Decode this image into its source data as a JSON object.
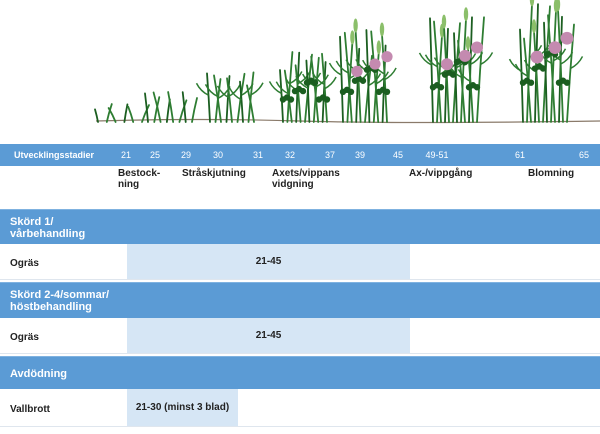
{
  "stage_bar": {
    "title": "Utvecklingsstadier",
    "stages": [
      "21",
      "25",
      "29",
      "30",
      "31",
      "32",
      "37",
      "39",
      "45",
      "49-51",
      "61",
      "65"
    ]
  },
  "phases": [
    {
      "label": "Bestock-\nning"
    },
    {
      "label": "Stråskjutning"
    },
    {
      "label": "Axets/vippans\nvidgning"
    },
    {
      "label": "Ax-/vippgång"
    },
    {
      "label": "Blomning"
    }
  ],
  "sections": [
    {
      "title": "Skörd 1/\nvårbehandling",
      "row_label": "Ogräs",
      "range": "21-45"
    },
    {
      "title": "Skörd 2-4/sommar/\nhöstbehandling",
      "row_label": "Ogräs",
      "range": "21-45"
    },
    {
      "title": "Avdödning",
      "row_label": "Vallbrott",
      "range": "21-30 (minst 3 blad)"
    }
  ],
  "colors": {
    "header_blue": "#5b9bd5",
    "span_light_blue": "#d6e6f5",
    "plant_green": "#2e7d32",
    "leaf_dark_green": "#1b5e20",
    "clover_pink": "#c48ab0"
  }
}
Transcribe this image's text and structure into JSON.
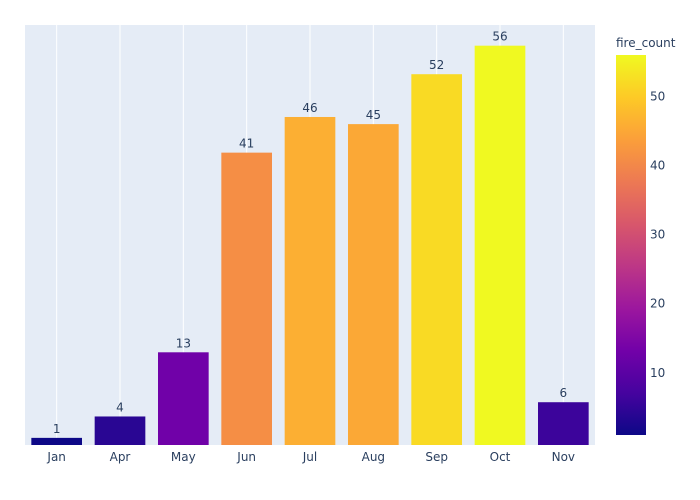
__________________________________________________
■ **Exercise prompt**:
Copy all the records above exactly, but leave out the pictures.

■ **Completed exercise**:
Decode this image into its source data as a JSON object.
{
  "stage_bar": {
    "title": "Utvecklingsstadier",
    "stages": [
      "21",
      "25",
      "29",
      "30",
      "31",
      "32",
      "37",
      "39",
      "45",
      "49-51",
      "61",
      "65"
    ]
  },
  "phases": [
    {
      "label": "Bestock-\nning"
    },
    {
      "label": "Stråskjutning"
    },
    {
      "label": "Axets/vippans\nvidgning"
    },
    {
      "label": "Ax-/vippgång"
    },
    {
      "label": "Blomning"
    }
  ],
  "sections": [
    {
      "title": "Skörd 1/\nvårbehandling",
      "row_label": "Ogräs",
      "range": "21-45"
    },
    {
      "title": "Skörd 2-4/sommar/\nhöstbehandling",
      "row_label": "Ogräs",
      "range": "21-45"
    },
    {
      "title": "Avdödning",
      "row_label": "Vallbrott",
      "range": "21-30 (minst 3 blad)"
    }
  ],
  "colors": {
    "header_blue": "#5b9bd5",
    "span_light_blue": "#d6e6f5",
    "plant_green": "#2e7d32",
    "leaf_dark_green": "#1b5e20",
    "clover_pink": "#c48ab0"
  }
}
Transcribe this image's text and structure into JSON.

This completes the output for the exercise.